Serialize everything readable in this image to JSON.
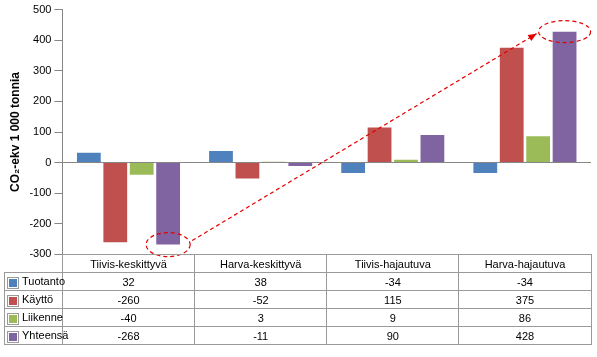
{
  "chart_data": {
    "type": "bar",
    "y_label": "CO₂-ekv 1 000 tonnia",
    "categories": [
      "Tiivis-keskittyvä",
      "Harva-keskittyvä",
      "Tiivis-hajautuva",
      "Harva-hajautuva"
    ],
    "series": [
      {
        "name": "Tuotanto",
        "color": "#4f81bd",
        "values": [
          32,
          38,
          -34,
          -34
        ]
      },
      {
        "name": "Käyttö",
        "color": "#c0504d",
        "values": [
          -260,
          -52,
          115,
          375
        ]
      },
      {
        "name": "Liikenne",
        "color": "#9bbb59",
        "values": [
          -40,
          3,
          9,
          86
        ]
      },
      {
        "name": "Yhteensä",
        "color": "#8064a2",
        "values": [
          -268,
          -11,
          90,
          428
        ]
      }
    ],
    "ylim": [
      -300,
      500
    ],
    "yticks": [
      -300,
      -200,
      -100,
      0,
      100,
      200,
      300,
      400,
      500
    ],
    "grid": false
  }
}
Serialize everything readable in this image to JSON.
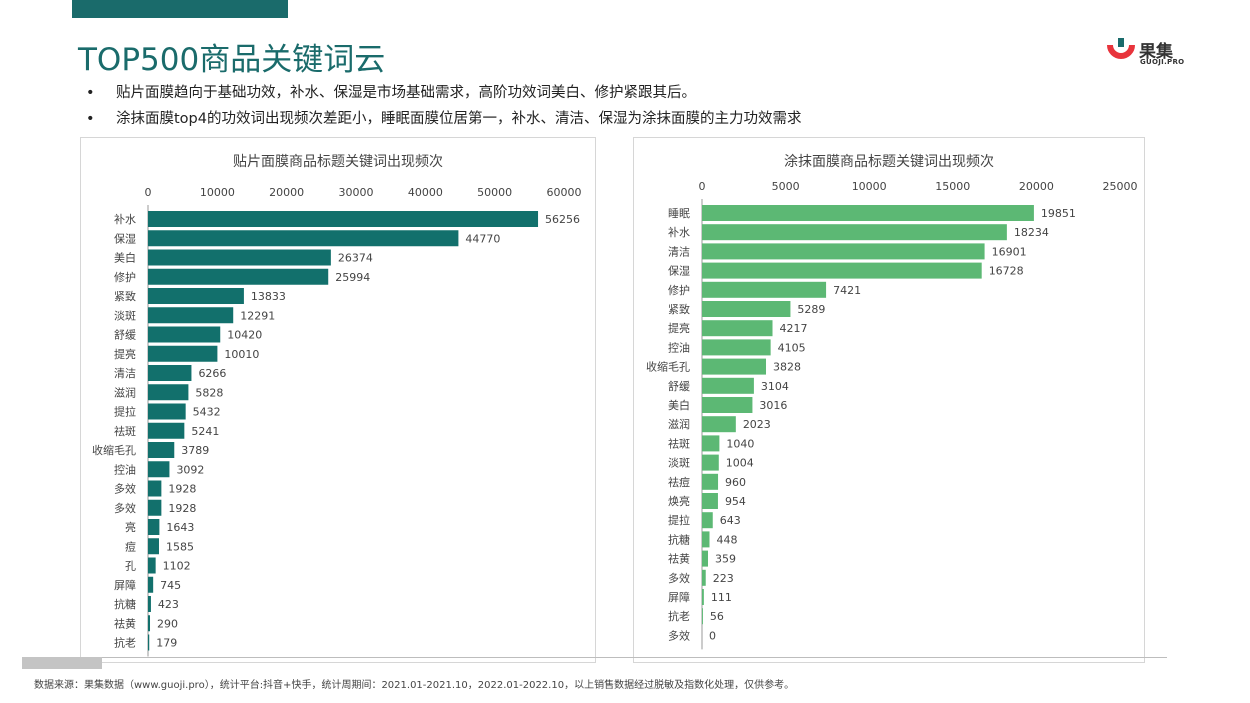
{
  "page": {
    "title": "TOP500商品关键词云",
    "bullets": [
      "贴片面膜趋向于基础功效，补水、保湿是市场基础需求，高阶功效词美白、修护紧跟其后。",
      "涂抹面膜top4的功效词出现频次差距小，睡眠面膜位居第一，补水、清洁、保湿为涂抹面膜的主力功效需求"
    ],
    "footer": "数据来源：果集数据（www.guoji.pro），统计平台:抖音+快手，统计周期间：2021.01-2021.10，2022.01-2022.10，以上销售数据经过脱敏及指数化处理，仅供参考。",
    "logo": {
      "cn": "果集",
      "en": "GUOJI.PRO"
    },
    "colors": {
      "brand": "#1a6b6b",
      "left_bar": "#12706c",
      "right_bar": "#5cb874",
      "logo_red": "#e8343c"
    }
  },
  "chart_data": [
    {
      "type": "bar",
      "orientation": "horizontal",
      "title": "贴片面膜商品标题关键词出现频次",
      "categories": [
        "补水",
        "保湿",
        "美白",
        "修护",
        "紧致",
        "淡斑",
        "舒缓",
        "提亮",
        "清洁",
        "滋润",
        "提拉",
        "祛斑",
        "收缩毛孔",
        "控油",
        "多效",
        "多效",
        "亮",
        "痘",
        "孔",
        "屏障",
        "抗糖",
        "祛黄",
        "抗老"
      ],
      "values": [
        56256,
        44770,
        26374,
        25994,
        13833,
        12291,
        10420,
        10010,
        6266,
        5828,
        5432,
        5241,
        3789,
        3092,
        1928,
        1928,
        1643,
        1585,
        1102,
        745,
        423,
        290,
        179
      ],
      "xlim": [
        0,
        60000
      ],
      "xticks": [
        0,
        10000,
        20000,
        30000,
        40000,
        50000,
        60000
      ],
      "data_labels": true,
      "grid": false,
      "color": "#12706c"
    },
    {
      "type": "bar",
      "orientation": "horizontal",
      "title": "涂抹面膜商品标题关键词出现频次",
      "categories": [
        "睡眠",
        "补水",
        "清洁",
        "保湿",
        "修护",
        "紧致",
        "提亮",
        "控油",
        "收缩毛孔",
        "舒缓",
        "美白",
        "滋润",
        "祛斑",
        "淡斑",
        "祛痘",
        "焕亮",
        "提拉",
        "抗糖",
        "祛黄",
        "多效",
        "屏障",
        "抗老",
        "多效"
      ],
      "values": [
        19851,
        18234,
        16901,
        16728,
        7421,
        5289,
        4217,
        4105,
        3828,
        3104,
        3016,
        2023,
        1040,
        1004,
        960,
        954,
        643,
        448,
        359,
        223,
        111,
        56,
        0
      ],
      "xlim": [
        0,
        25000
      ],
      "xticks": [
        0,
        5000,
        10000,
        15000,
        20000,
        25000
      ],
      "data_labels": true,
      "grid": false,
      "color": "#5cb874"
    }
  ]
}
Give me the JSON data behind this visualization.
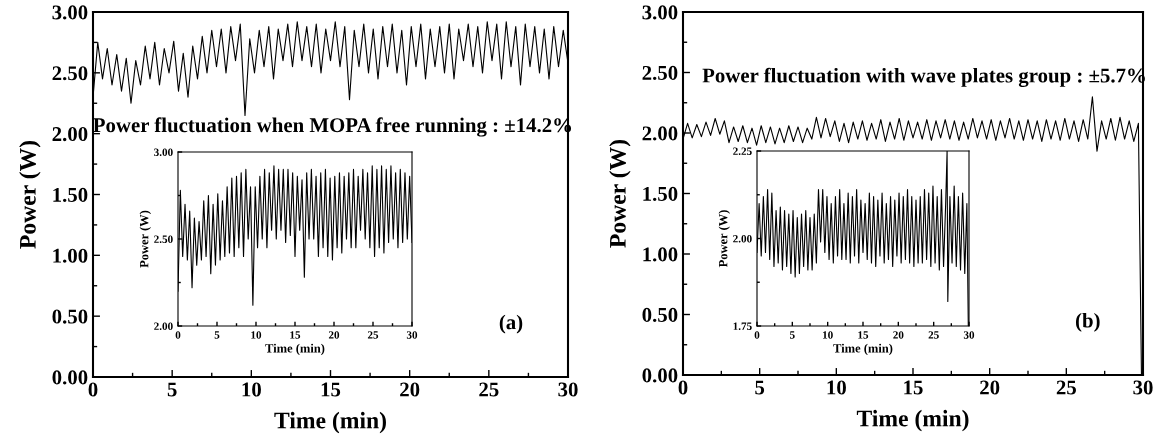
{
  "chart_data": [
    {
      "type": "line",
      "xlabel": "Time (min)",
      "ylabel": "Power (W)",
      "xlim": [
        0,
        30
      ],
      "ylim": [
        0,
        3
      ],
      "xticks": [
        0,
        5,
        10,
        15,
        20,
        25,
        30
      ],
      "yticks": [
        {
          "value": 0,
          "label": "0.00"
        },
        {
          "value": 0.5,
          "label": "0.50"
        },
        {
          "value": 1,
          "label": "1.00"
        },
        {
          "value": 1.5,
          "label": "1.50"
        },
        {
          "value": 2,
          "label": "2.00"
        },
        {
          "value": 2.5,
          "label": "2.50"
        },
        {
          "value": 3,
          "label": "3.00"
        }
      ],
      "annotations": [
        "Power fluctuation when MOPA free running : ±14.2%",
        "(a)"
      ],
      "x": [
        0,
        0.3,
        0.6,
        0.9,
        1.2,
        1.5,
        1.8,
        2.1,
        2.4,
        2.7,
        3,
        3.3,
        3.6,
        3.9,
        4.2,
        4.5,
        4.8,
        5.1,
        5.4,
        5.7,
        6,
        6.3,
        6.6,
        6.9,
        7.2,
        7.5,
        7.8,
        8.1,
        8.4,
        8.7,
        9,
        9.3,
        9.6,
        9.9,
        10.2,
        10.5,
        10.8,
        11.1,
        11.4,
        11.7,
        12,
        12.3,
        12.6,
        12.9,
        13.2,
        13.5,
        13.8,
        14.1,
        14.4,
        14.7,
        15,
        15.3,
        15.6,
        15.9,
        16.2,
        16.5,
        16.8,
        17.1,
        17.4,
        17.7,
        18,
        18.3,
        18.6,
        18.9,
        19.2,
        19.5,
        19.8,
        20.1,
        20.4,
        20.7,
        21,
        21.3,
        21.6,
        21.9,
        22.2,
        22.5,
        22.8,
        23.1,
        23.4,
        23.7,
        24,
        24.3,
        24.6,
        24.9,
        25.2,
        25.5,
        25.8,
        26.1,
        26.4,
        26.7,
        27,
        27.3,
        27.6,
        27.9,
        28.2,
        28.5,
        28.8,
        29.1,
        29.4,
        29.7,
        30
      ],
      "series": [
        {
          "color": "#000000",
          "values": [
            2.3,
            2.75,
            2.45,
            2.7,
            2.4,
            2.65,
            2.35,
            2.62,
            2.25,
            2.6,
            2.4,
            2.72,
            2.45,
            2.75,
            2.4,
            2.7,
            2.5,
            2.76,
            2.35,
            2.66,
            2.3,
            2.72,
            2.45,
            2.8,
            2.5,
            2.85,
            2.55,
            2.86,
            2.5,
            2.88,
            2.6,
            2.9,
            2.15,
            2.78,
            2.5,
            2.85,
            2.55,
            2.88,
            2.45,
            2.86,
            2.6,
            2.9,
            2.55,
            2.92,
            2.6,
            2.88,
            2.55,
            2.9,
            2.5,
            2.86,
            2.6,
            2.92,
            2.55,
            2.88,
            2.28,
            2.85,
            2.55,
            2.9,
            2.5,
            2.86,
            2.45,
            2.88,
            2.55,
            2.9,
            2.5,
            2.85,
            2.4,
            2.88,
            2.55,
            2.9,
            2.45,
            2.86,
            2.55,
            2.88,
            2.5,
            2.9,
            2.45,
            2.86,
            2.6,
            2.9,
            2.55,
            2.88,
            2.5,
            2.92,
            2.6,
            2.9,
            2.45,
            2.92,
            2.55,
            2.88,
            2.4,
            2.9,
            2.55,
            2.88,
            2.5,
            2.86,
            2.45,
            2.88,
            2.55,
            2.85,
            2.58
          ]
        }
      ]
    },
    {
      "type": "line",
      "xlabel": "Time (min)",
      "ylabel": "Power (W)",
      "xlim": [
        0,
        30
      ],
      "ylim": [
        2,
        3
      ],
      "xticks": [
        0,
        5,
        10,
        15,
        20,
        25,
        30
      ],
      "yticks": [
        {
          "value": 2,
          "label": "2.00"
        },
        {
          "value": 2.5,
          "label": "2.50"
        },
        {
          "value": 3,
          "label": "3.00"
        }
      ],
      "x": [
        0,
        0.3,
        0.6,
        0.9,
        1.2,
        1.5,
        1.8,
        2.1,
        2.4,
        2.7,
        3,
        3.3,
        3.6,
        3.9,
        4.2,
        4.5,
        4.8,
        5.1,
        5.4,
        5.7,
        6,
        6.3,
        6.6,
        6.9,
        7.2,
        7.5,
        7.8,
        8.1,
        8.4,
        8.7,
        9,
        9.3,
        9.6,
        9.9,
        10.2,
        10.5,
        10.8,
        11.1,
        11.4,
        11.7,
        12,
        12.3,
        12.6,
        12.9,
        13.2,
        13.5,
        13.8,
        14.1,
        14.4,
        14.7,
        15,
        15.3,
        15.6,
        15.9,
        16.2,
        16.5,
        16.8,
        17.1,
        17.4,
        17.7,
        18,
        18.3,
        18.6,
        18.9,
        19.2,
        19.5,
        19.8,
        20.1,
        20.4,
        20.7,
        21,
        21.3,
        21.6,
        21.9,
        22.2,
        22.5,
        22.8,
        23.1,
        23.4,
        23.7,
        24,
        24.3,
        24.6,
        24.9,
        25.2,
        25.5,
        25.8,
        26.1,
        26.4,
        26.7,
        27,
        27.3,
        27.6,
        27.9,
        28.2,
        28.5,
        28.8,
        29.1,
        29.4,
        29.7,
        30
      ],
      "series": [
        {
          "color": "#000000",
          "values": [
            2.2,
            2.78,
            2.4,
            2.7,
            2.38,
            2.66,
            2.22,
            2.62,
            2.35,
            2.6,
            2.38,
            2.72,
            2.4,
            2.75,
            2.3,
            2.7,
            2.35,
            2.76,
            2.38,
            2.72,
            2.4,
            2.8,
            2.42,
            2.85,
            2.4,
            2.86,
            2.45,
            2.88,
            2.4,
            2.9,
            2.5,
            2.8,
            2.12,
            2.8,
            2.45,
            2.86,
            2.5,
            2.9,
            2.45,
            2.88,
            2.55,
            2.92,
            2.5,
            2.9,
            2.55,
            2.9,
            2.48,
            2.9,
            2.52,
            2.88,
            2.4,
            2.86,
            2.55,
            2.84,
            2.28,
            2.88,
            2.5,
            2.9,
            2.5,
            2.86,
            2.4,
            2.88,
            2.45,
            2.9,
            2.4,
            2.85,
            2.38,
            2.86,
            2.45,
            2.88,
            2.42,
            2.86,
            2.5,
            2.88,
            2.45,
            2.9,
            2.45,
            2.86,
            2.55,
            2.9,
            2.5,
            2.88,
            2.45,
            2.92,
            2.4,
            2.9,
            2.45,
            2.92,
            2.42,
            2.9,
            2.48,
            2.92,
            2.5,
            2.88,
            2.45,
            2.9,
            2.48,
            2.88,
            2.5,
            2.86,
            2.48
          ]
        }
      ]
    },
    {
      "type": "line",
      "xlabel": "Time (min)",
      "ylabel": "Power (W)",
      "xlim": [
        0,
        30
      ],
      "ylim": [
        0,
        3
      ],
      "xticks": [
        0,
        5,
        10,
        15,
        20,
        25,
        30
      ],
      "yticks": [
        {
          "value": 0,
          "label": "0.00"
        },
        {
          "value": 0.5,
          "label": "0.50"
        },
        {
          "value": 1,
          "label": "1.00"
        },
        {
          "value": 1.5,
          "label": "1.50"
        },
        {
          "value": 2,
          "label": "2.00"
        },
        {
          "value": 2.5,
          "label": "2.50"
        },
        {
          "value": 3,
          "label": "3.00"
        }
      ],
      "annotations": [
        "Power fluctuation with wave plates group : ±5.7%",
        "(b)"
      ],
      "x": [
        0,
        0.3,
        0.6,
        0.9,
        1.2,
        1.5,
        1.8,
        2.1,
        2.4,
        2.7,
        3,
        3.3,
        3.6,
        3.9,
        4.2,
        4.5,
        4.8,
        5.1,
        5.4,
        5.7,
        6,
        6.3,
        6.6,
        6.9,
        7.2,
        7.5,
        7.8,
        8.1,
        8.4,
        8.7,
        9,
        9.3,
        9.6,
        9.9,
        10.2,
        10.5,
        10.8,
        11.1,
        11.4,
        11.7,
        12,
        12.3,
        12.6,
        12.9,
        13.2,
        13.5,
        13.8,
        14.1,
        14.4,
        14.7,
        15,
        15.3,
        15.6,
        15.9,
        16.2,
        16.5,
        16.8,
        17.1,
        17.4,
        17.7,
        18,
        18.3,
        18.6,
        18.9,
        19.2,
        19.5,
        19.8,
        20.1,
        20.4,
        20.7,
        21,
        21.3,
        21.6,
        21.9,
        22.2,
        22.5,
        22.8,
        23.1,
        23.4,
        23.7,
        24,
        24.3,
        24.6,
        24.9,
        25.2,
        25.5,
        25.8,
        26.1,
        26.4,
        26.7,
        27,
        27.3,
        27.6,
        27.9,
        28.2,
        28.5,
        28.8,
        29.1,
        29.4,
        29.7,
        29.9
      ],
      "series": [
        {
          "color": "#000000",
          "values": [
            1.95,
            2.08,
            1.96,
            2.07,
            1.97,
            2.09,
            1.98,
            2.12,
            1.99,
            2.1,
            1.92,
            2.05,
            1.93,
            2.06,
            1.92,
            2.04,
            1.9,
            2.06,
            1.92,
            2.05,
            1.91,
            2.04,
            1.92,
            2.06,
            1.93,
            2.05,
            1.92,
            2.04,
            1.95,
            2.13,
            1.96,
            2.12,
            1.97,
            2.1,
            1.93,
            2.08,
            1.92,
            2.09,
            1.95,
            2.1,
            1.94,
            2.08,
            1.95,
            2.11,
            1.93,
            2.09,
            1.95,
            2.12,
            1.94,
            2.1,
            1.96,
            2.09,
            1.95,
            2.11,
            1.94,
            2.1,
            1.96,
            2.11,
            1.95,
            2.1,
            1.94,
            2.09,
            1.95,
            2.12,
            1.96,
            2.1,
            1.95,
            2.11,
            1.94,
            2.1,
            1.96,
            2.12,
            1.95,
            2.1,
            1.94,
            2.11,
            1.95,
            2.1,
            1.93,
            2.11,
            1.95,
            2.1,
            1.94,
            2.12,
            1.95,
            2.1,
            1.93,
            2.11,
            1.95,
            2.3,
            1.85,
            2.1,
            1.95,
            2.12,
            1.94,
            2.13,
            1.95,
            2.1,
            1.93,
            2.08,
            0.0
          ]
        }
      ]
    },
    {
      "type": "line",
      "xlabel": "Time (min)",
      "ylabel": "Power (W)",
      "xlim": [
        0,
        30
      ],
      "ylim": [
        1.75,
        2.25
      ],
      "xticks": [
        0,
        5,
        10,
        15,
        20,
        25,
        30
      ],
      "yticks": [
        {
          "value": 1.75,
          "label": "1.75"
        },
        {
          "value": 2,
          "label": "2.00"
        },
        {
          "value": 2.25,
          "label": "2.25"
        }
      ],
      "x": [
        0,
        0.3,
        0.6,
        0.9,
        1.2,
        1.5,
        1.8,
        2.1,
        2.4,
        2.7,
        3,
        3.3,
        3.6,
        3.9,
        4.2,
        4.5,
        4.8,
        5.1,
        5.4,
        5.7,
        6,
        6.3,
        6.6,
        6.9,
        7.2,
        7.5,
        7.8,
        8.1,
        8.4,
        8.7,
        9,
        9.3,
        9.6,
        9.9,
        10.2,
        10.5,
        10.8,
        11.1,
        11.4,
        11.7,
        12,
        12.3,
        12.6,
        12.9,
        13.2,
        13.5,
        13.8,
        14.1,
        14.4,
        14.7,
        15,
        15.3,
        15.6,
        15.9,
        16.2,
        16.5,
        16.8,
        17.1,
        17.4,
        17.7,
        18,
        18.3,
        18.6,
        18.9,
        19.2,
        19.5,
        19.8,
        20.1,
        20.4,
        20.7,
        21,
        21.3,
        21.6,
        21.9,
        22.2,
        22.5,
        22.8,
        23.1,
        23.4,
        23.7,
        24,
        24.3,
        24.6,
        24.9,
        25.2,
        25.5,
        25.8,
        26.1,
        26.4,
        26.7,
        26.9,
        27,
        27.3,
        27.6,
        27.9,
        28.2,
        28.5,
        28.8,
        29.1,
        29.4,
        29.7,
        29.9
      ],
      "series": [
        {
          "color": "#000000",
          "values": [
            1.96,
            2.1,
            1.95,
            2.12,
            1.96,
            2.14,
            1.94,
            2.13,
            1.92,
            2.08,
            1.93,
            2.09,
            1.91,
            2.08,
            1.92,
            2.07,
            1.9,
            2.08,
            1.89,
            2.06,
            1.9,
            2.07,
            1.92,
            2.08,
            1.91,
            2.06,
            1.91,
            2.07,
            1.93,
            2.14,
            1.99,
            2.14,
            1.96,
            2.12,
            1.94,
            2.1,
            1.93,
            2.12,
            1.95,
            2.14,
            1.94,
            2.1,
            1.94,
            2.13,
            1.93,
            2.12,
            1.95,
            2.14,
            1.93,
            2.11,
            1.96,
            2.1,
            1.94,
            2.13,
            1.93,
            2.12,
            1.92,
            2.11,
            1.95,
            2.13,
            1.93,
            2.1,
            1.94,
            2.12,
            1.92,
            2.11,
            1.95,
            2.13,
            1.93,
            2.12,
            1.94,
            2.14,
            1.93,
            2.12,
            1.92,
            2.11,
            1.93,
            2.12,
            1.93,
            2.14,
            1.94,
            2.13,
            1.92,
            2.15,
            1.93,
            2.12,
            1.91,
            2.14,
            1.92,
            2.1,
            2.25,
            1.82,
            2.12,
            1.93,
            2.15,
            1.92,
            2.12,
            1.91,
            2.13,
            1.9,
            2.1,
            1.75
          ]
        }
      ]
    }
  ]
}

━━━━━━━━━━

List the lines that contain the word "fluctuation".

• **Exercise solution**
        "Power fluctuation when MOPA free running : ±14.2%",
        "Power fluctuation with wave plates group : ±5.7%",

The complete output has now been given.